Data shown
•••••
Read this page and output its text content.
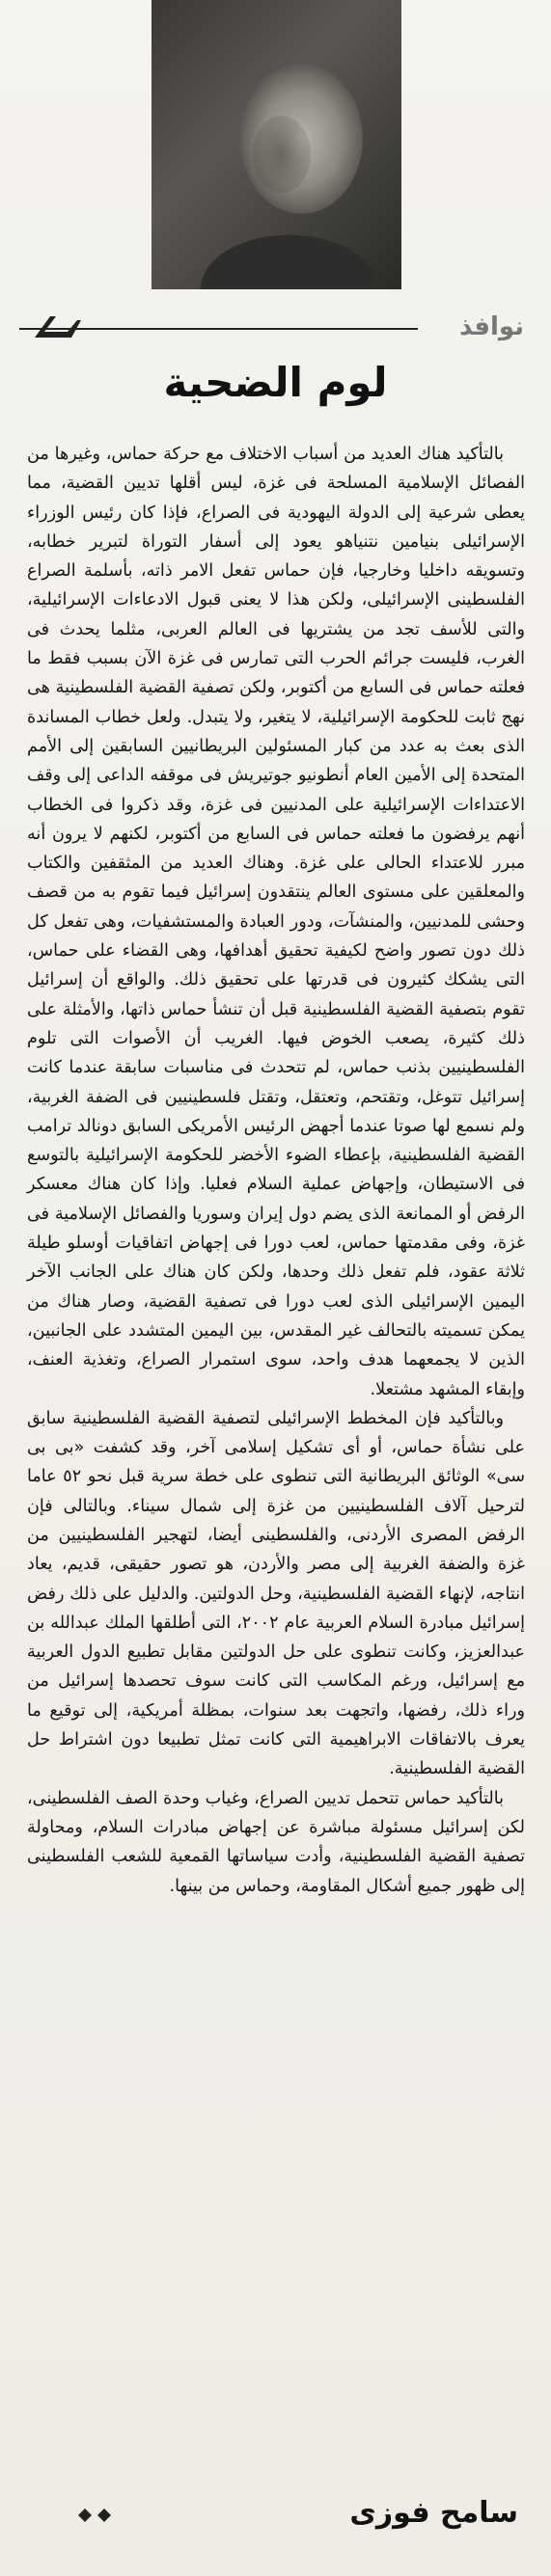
نوافذ
لوم الضحية

بالتأكيد هناك العديد من أسباب الاختلاف مع حركة حماس، وغيرها من الفصائل الإسلامية المسلحة فى غزة، ليس أقلها تديين القضية، مما يعطى شرعية إلى الدولة اليهودية فى الصراع، فإذا كان رئيس الوزراء الإسرائيلى بنيامين نتنياهو يعود إلى أسفار التوراة لتبرير خطابه، وتسويقه داخليا وخارجيا، فإن حماس تفعل الامر ذاته، بأسلمة الصراع الفلسطينى الإسرائيلى، ولكن هذا لا يعنى قبول الادعاءات الإسرائيلية، والتى للأسف تجد من يشتريها فى العالم العربى، مثلما يحدث فى الغرب، فليست جرائم الحرب التى تمارس فى غزة الآن بسبب فقط ما فعلته حماس فى السابع من أكتوبر، ولكن تصفية القضية الفلسطينية هى نهج ثابت للحكومة الإسرائيلية، لا يتغير، ولا يتبدل. ولعل خطاب المساندة الذى بعث به عدد من كبار المسئولين البريطانيين السابقين إلى الأمم المتحدة إلى الأمين العام أنطونيو جوتيريش فى موقفه الداعى إلى وقف الاعتداءات الإسرائيلية على المدنيين فى غزة، وقد ذكروا فى الخطاب أنهم يرفضون ما فعلته حماس فى السابع من أكتوبر، لكنهم لا يرون أنه مبرر للاعتداء الحالى على غزة. وهناك العديد من المثقفين والكتاب والمعلقين على مستوى العالم ينتقدون إسرائيل فيما تقوم به من قصف وحشى للمدنيين، والمنشآت، ودور العبادة والمستشفيات، وهى تفعل كل ذلك دون تصور واضح لكيفية تحقيق أهدافها، وهى القضاء على حماس، التى يشكك كثيرون فى قدرتها على تحقيق ذلك. والواقع أن إسرائيل تقوم بتصفية القضية الفلسطينية قبل أن تنشأ حماس ذاتها، والأمثلة على ذلك كثيرة، يصعب الخوض فيها. الغريب أن الأصوات التى تلوم الفلسطينيين بذنب حماس، لم تتحدث فى مناسبات سابقة عندما كانت إسرائيل تتوغل، وتقتحم، وتعتقل، وتقتل فلسطينيين فى الضفة الغربية، ولم نسمع لها صوتا عندما أجهض الرئيس الأمريكى السابق دونالد ترامب القضية الفلسطينية، بإعطاء الضوء الأخضر للحكومة الإسرائيلية بالتوسع فى الاستيطان، وإجهاض عملية السلام فعليا. وإذا كان هناك معسكر الرفض أو الممانعة الذى يضم دول إيران وسوريا والفصائل الإسلامية فى غزة، وفى مقدمتها حماس، لعب دورا فى إجهاض اتفاقيات أوسلو طيلة ثلاثة عقود، فلم تفعل ذلك وحدها، ولكن كان هناك على الجانب الآخر اليمين الإسرائيلى الذى لعب دورا فى تصفية القضية، وصار هناك من يمكن تسميته بالتحالف غير المقدس، بين اليمين المتشدد على الجانبين، الذين لا يجمعهما هدف واحد، سوى استمرار الصراع، وتغذية العنف، وإبقاء المشهد مشتعلا.

وبالتأكيد فإن المخطط الإسرائيلى لتصفية القضية الفلسطينية سابق على نشأة حماس، أو أى تشكيل إسلامى آخر، وقد كشفت «بى بى سى» الوثائق البريطانية التى تنطوى على خطة سرية قبل نحو ٥٢ عاما لترحيل آلاف الفلسطينيين من غزة إلى شمال سيناء. وبالتالى فإن الرفض المصرى الأردنى، والفلسطينى أيضا، لتهجير الفلسطينيين من غزة والضفة الغربية إلى مصر والأردن، هو تصور حقيقى، قديم، يعاد انتاجه، لإنهاء القضية الفلسطينية، وحل الدولتين. والدليل على ذلك رفض إسرائيل مبادرة السلام العربية عام ٢٠٠٢، التى أطلقها الملك عبدالله بن عبدالعزيز، وكانت تنطوى على حل الدولتين مقابل تطبيع الدول العربية مع إسرائيل، ورغم المكاسب التى كانت سوف تحصدها إسرائيل من وراء ذلك، رفضها، واتجهت بعد سنوات، بمظلة أمريكية، إلى توقيع ما يعرف بالاتفاقات الابراهيمية التى كانت تمثل تطبيعا دون اشتراط حل القضية الفلسطينية.

بالتأكيد حماس تتحمل تديين الصراع، وغياب وحدة الصف الفلسطينى، لكن إسرائيل مسئولة مباشرة عن إجهاض مبادرات السلام، ومحاولة تصفية القضية الفلسطينية، وأدت سياساتها القمعية للشعب الفلسطينى إلى ظهور جميع أشكال المقاومة، وحماس من بينها.

سامح فوزى
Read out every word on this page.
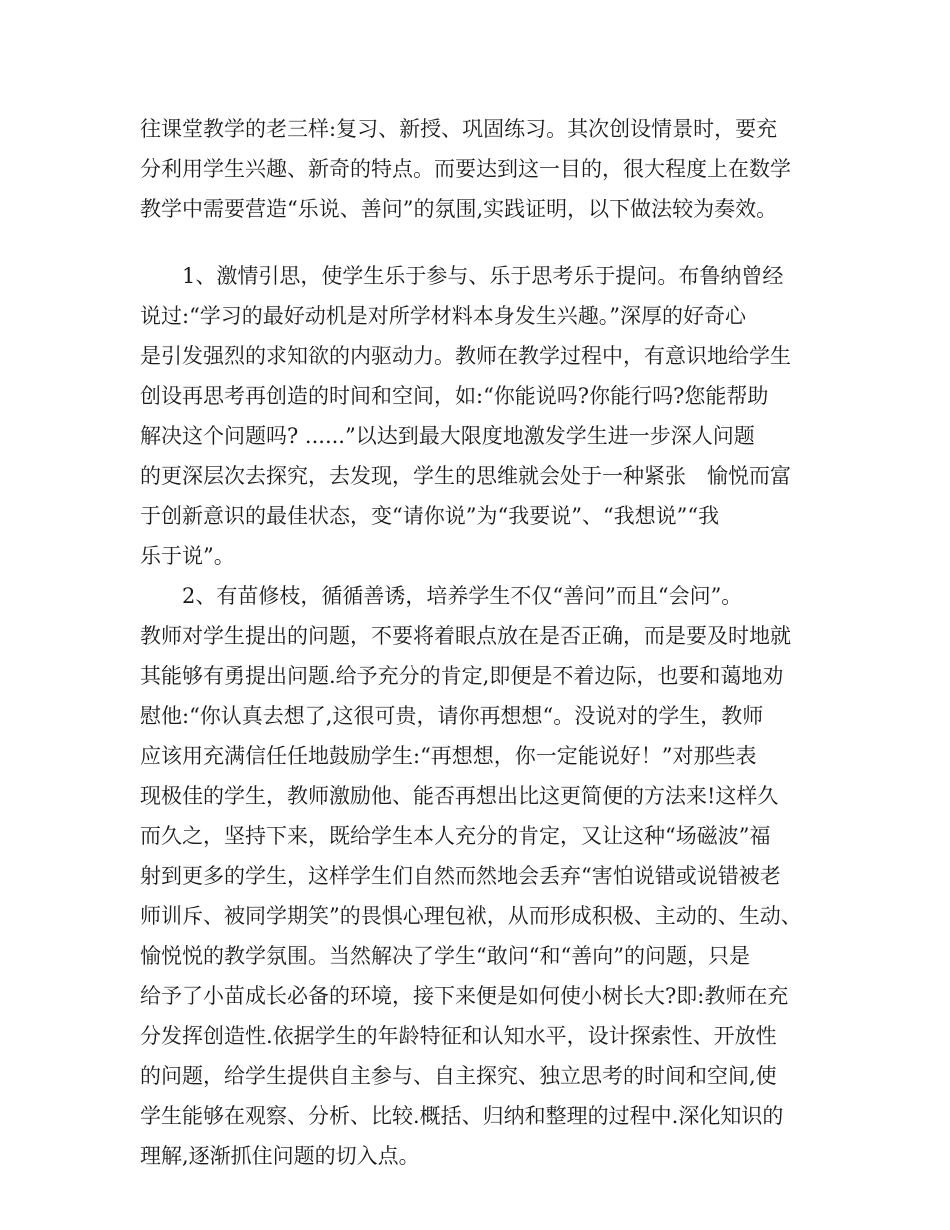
往课堂教学的老三样:复习、新授、巩固练习。其次创设情景时，要充
分利用学生兴趣、新奇的特点。而要达到这一目的，很大程度上在数学
教学中需要营造“乐说、善问”的氛围,实践证明，以下做法较为奏效。
1、激情引思，使学生乐于参与、乐于思考乐于提问。布鲁纳曾经
说过:“学习的最好动机是对所学材料本身发生兴趣。”深厚的好奇心
是引发强烈的求知欲的内驱动力。教师在教学过程中，有意识地给学生
创设再思考再创造的时间和空间，如:“你能说吗?你能行吗?您能帮助
解决这个问题吗? ......”以达到最大限度地激发学生进一步深人问题
的更深层次去探究，去发现，学生的思维就会处于一种紧张　愉悦而富
于创新意识的最佳状态，变“请你说”为“我要说”、“我想说”“我
乐于说”。
2、有苗修枝，循循善诱，培养学生不仅“善问”而且“会问”。
教师对学生提出的问题，不要将着眼点放在是否正确，而是要及时地就
其能够有勇提出问题.给予充分的肯定,即便是不着边际，也要和蔼地劝
慰他:“你认真去想了,这很可贵，请你再想想“。没说对的学生，教师
应该用充满信任任地鼓励学生:“再想想，你一定能说好！”对那些表
现极佳的学生，教师激励他、能否再想出比这更简便的方法来!这样久
而久之，坚持下来，既给学生本人充分的肯定，又让这种“场磁波”福
射到更多的学生，这样学生们自然而然地会丢弃“害怕说错或说错被老
师训斥、被同学期笑”的畏惧心理包袱，从而形成积极、主动的、生动、
愉悦悦的教学氛围。当然解决了学生“敢问“和“善向”的问题，只是
给予了小苗成长必备的环境，接下来便是如何使小树长大?即:教师在充
分发挥创造性.依据学生的年龄特征和认知水平，设计探索性、开放性
的问题，给学生提供自主参与、自主探究、独立思考的时间和空间,使
学生能够在观察、分析、比较.概括、归纳和整理的过程中.深化知识的
理解,逐渐抓住问题的切入点。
•••••
Work required
Restate the records above in full, word for word. Keep pictures out.

Task response
Read this page and output its text content.
نوافذ
لوم الضحية

بالتأكيد هناك العديد من أسباب الاختلاف مع حركة حماس، وغيرها من الفصائل الإسلامية المسلحة فى غزة، ليس أقلها تديين القضية، مما يعطى شرعية إلى الدولة اليهودية فى الصراع، فإذا كان رئيس الوزراء الإسرائيلى بنيامين نتنياهو يعود إلى أسفار التوراة لتبرير خطابه، وتسويقه داخليا وخارجيا، فإن حماس تفعل الامر ذاته، بأسلمة الصراع الفلسطينى الإسرائيلى، ولكن هذا لا يعنى قبول الادعاءات الإسرائيلية، والتى للأسف تجد من يشتريها فى العالم العربى، مثلما يحدث فى الغرب، فليست جرائم الحرب التى تمارس فى غزة الآن بسبب فقط ما فعلته حماس فى السابع من أكتوبر، ولكن تصفية القضية الفلسطينية هى نهج ثابت للحكومة الإسرائيلية، لا يتغير، ولا يتبدل. ولعل خطاب المساندة الذى بعث به عدد من كبار المسئولين البريطانيين السابقين إلى الأمم المتحدة إلى الأمين العام أنطونيو جوتيريش فى موقفه الداعى إلى وقف الاعتداءات الإسرائيلية على المدنيين فى غزة، وقد ذكروا فى الخطاب أنهم يرفضون ما فعلته حماس فى السابع من أكتوبر، لكنهم لا يرون أنه مبرر للاعتداء الحالى على غزة. وهناك العديد من المثقفين والكتاب والمعلقين على مستوى العالم ينتقدون إسرائيل فيما تقوم به من قصف وحشى للمدنيين، والمنشآت، ودور العبادة والمستشفيات، وهى تفعل كل ذلك دون تصور واضح لكيفية تحقيق أهدافها، وهى القضاء على حماس، التى يشكك كثيرون فى قدرتها على تحقيق ذلك. والواقع أن إسرائيل تقوم بتصفية القضية الفلسطينية قبل أن تنشأ حماس ذاتها، والأمثلة على ذلك كثيرة، يصعب الخوض فيها. الغريب أن الأصوات التى تلوم الفلسطينيين بذنب حماس، لم تتحدث فى مناسبات سابقة عندما كانت إسرائيل تتوغل، وتقتحم، وتعتقل، وتقتل فلسطينيين فى الضفة الغربية، ولم نسمع لها صوتا عندما أجهض الرئيس الأمريكى السابق دونالد ترامب القضية الفلسطينية، بإعطاء الضوء الأخضر للحكومة الإسرائيلية بالتوسع فى الاستيطان، وإجهاض عملية السلام فعليا. وإذا كان هناك معسكر الرفض أو الممانعة الذى يضم دول إيران وسوريا والفصائل الإسلامية فى غزة، وفى مقدمتها حماس، لعب دورا فى إجهاض اتفاقيات أوسلو طيلة ثلاثة عقود، فلم تفعل ذلك وحدها، ولكن كان هناك على الجانب الآخر اليمين الإسرائيلى الذى لعب دورا فى تصفية القضية، وصار هناك من يمكن تسميته بالتحالف غير المقدس، بين اليمين المتشدد على الجانبين، الذين لا يجمعهما هدف واحد، سوى استمرار الصراع، وتغذية العنف، وإبقاء المشهد مشتعلا.

وبالتأكيد فإن المخطط الإسرائيلى لتصفية القضية الفلسطينية سابق على نشأة حماس، أو أى تشكيل إسلامى آخر، وقد كشفت «بى بى سى» الوثائق البريطانية التى تنطوى على خطة سرية قبل نحو ٥٢ عاما لترحيل آلاف الفلسطينيين من غزة إلى شمال سيناء. وبالتالى فإن الرفض المصرى الأردنى، والفلسطينى أيضا، لتهجير الفلسطينيين من غزة والضفة الغربية إلى مصر والأردن، هو تصور حقيقى، قديم، يعاد انتاجه، لإنهاء القضية الفلسطينية، وحل الدولتين. والدليل على ذلك رفض إسرائيل مبادرة السلام العربية عام ٢٠٠٢، التى أطلقها الملك عبدالله بن عبدالعزيز، وكانت تنطوى على حل الدولتين مقابل تطبيع الدول العربية مع إسرائيل، ورغم المكاسب التى كانت سوف تحصدها إسرائيل من وراء ذلك، رفضها، واتجهت بعد سنوات، بمظلة أمريكية، إلى توقيع ما يعرف بالاتفاقات الابراهيمية التى كانت تمثل تطبيعا دون اشتراط حل القضية الفلسطينية.

بالتأكيد حماس تتحمل تديين الصراع، وغياب وحدة الصف الفلسطينى، لكن إسرائيل مسئولة مباشرة عن إجهاض مبادرات السلام، ومحاولة تصفية القضية الفلسطينية، وأدت سياساتها القمعية للشعب الفلسطينى إلى ظهور جميع أشكال المقاومة، وحماس من بينها.

سامح فوزى
Read out every word on this page.
往课堂教学的老三样:复习、新授、巩固练习。其次创设情景时，要充
分利用学生兴趣、新奇的特点。而要达到这一目的，很大程度上在数学
教学中需要营造“乐说、善问”的氛围,实践证明，以下做法较为奏效。
1、激情引思，使学生乐于参与、乐于思考乐于提问。布鲁纳曾经
说过:“学习的最好动机是对所学材料本身发生兴趣。”深厚的好奇心
是引发强烈的求知欲的内驱动力。教师在教学过程中，有意识地给学生
创设再思考再创造的时间和空间，如:“你能说吗?你能行吗?您能帮助
解决这个问题吗? ......”以达到最大限度地激发学生进一步深人问题
的更深层次去探究，去发现，学生的思维就会处于一种紧张　愉悦而富
于创新意识的最佳状态，变“请你说”为“我要说”、“我想说”“我
乐于说”。
2、有苗修枝，循循善诱，培养学生不仅“善问”而且“会问”。
教师对学生提出的问题，不要将着眼点放在是否正确，而是要及时地就
其能够有勇提出问题.给予充分的肯定,即便是不着边际，也要和蔼地劝
慰他:“你认真去想了,这很可贵，请你再想想“。没说对的学生，教师
应该用充满信任任地鼓励学生:“再想想，你一定能说好！”对那些表
现极佳的学生，教师激励他、能否再想出比这更简便的方法来!这样久
而久之，坚持下来，既给学生本人充分的肯定，又让这种“场磁波”福
射到更多的学生，这样学生们自然而然地会丢弃“害怕说错或说错被老
师训斥、被同学期笑”的畏惧心理包袱，从而形成积极、主动的、生动、
愉悦悦的教学氛围。当然解决了学生“敢问“和“善向”的问题，只是
给予了小苗成长必备的环境，接下来便是如何使小树长大?即:教师在充
分发挥创造性.依据学生的年龄特征和认知水平，设计探索性、开放性
的问题，给学生提供自主参与、自主探究、独立思考的时间和空间,使
学生能够在观察、分析、比较.概括、归纳和整理的过程中.深化知识的
理解,逐渐抓住问题的切入点。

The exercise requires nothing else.